┌────────

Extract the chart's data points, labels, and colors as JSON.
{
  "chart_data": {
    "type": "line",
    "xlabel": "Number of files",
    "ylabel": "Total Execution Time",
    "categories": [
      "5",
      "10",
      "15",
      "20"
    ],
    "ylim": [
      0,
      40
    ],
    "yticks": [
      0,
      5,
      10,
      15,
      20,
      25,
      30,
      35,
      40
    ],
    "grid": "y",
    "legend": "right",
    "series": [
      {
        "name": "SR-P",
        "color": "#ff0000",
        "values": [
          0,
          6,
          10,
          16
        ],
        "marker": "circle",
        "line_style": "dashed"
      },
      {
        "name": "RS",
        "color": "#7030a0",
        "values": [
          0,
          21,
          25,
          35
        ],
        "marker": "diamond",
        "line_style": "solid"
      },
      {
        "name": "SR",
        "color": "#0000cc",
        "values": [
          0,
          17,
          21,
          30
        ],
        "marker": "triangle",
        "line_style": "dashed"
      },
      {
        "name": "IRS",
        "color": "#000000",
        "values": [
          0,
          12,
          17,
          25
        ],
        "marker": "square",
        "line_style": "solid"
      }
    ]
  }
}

└────────

## GIVEN INSTRUCTION
Reproduce every line above without error.

## THE SOLUTION
Extract the chart's data points, labels, and colors as JSON.
{
  "chart_data": {
    "type": "line",
    "xlabel": "Number of files",
    "ylabel": "Total Execution Time",
    "categories": [
      "5",
      "10",
      "15",
      "20"
    ],
    "ylim": [
      0,
      40
    ],
    "yticks": [
      0,
      5,
      10,
      15,
      20,
      25,
      30,
      35,
      40
    ],
    "grid": "y",
    "legend": "right",
    "series": [
      {
        "name": "SR-P",
        "color": "#ff0000",
        "values": [
          0,
          6,
          10,
          16
        ],
        "marker": "circle",
        "line_style": "dashed"
      },
      {
        "name": "RS",
        "color": "#7030a0",
        "values": [
          0,
          21,
          25,
          35
        ],
        "marker": "diamond",
        "line_style": "solid"
      },
      {
        "name": "SR",
        "color": "#0000cc",
        "values": [
          0,
          17,
          21,
          30
        ],
        "marker": "triangle",
        "line_style": "dashed"
      },
      {
        "name": "IRS",
        "color": "#000000",
        "values": [
          0,
          12,
          17,
          25
        ],
        "marker": "square",
        "line_style": "solid"
      }
    ]
  }
}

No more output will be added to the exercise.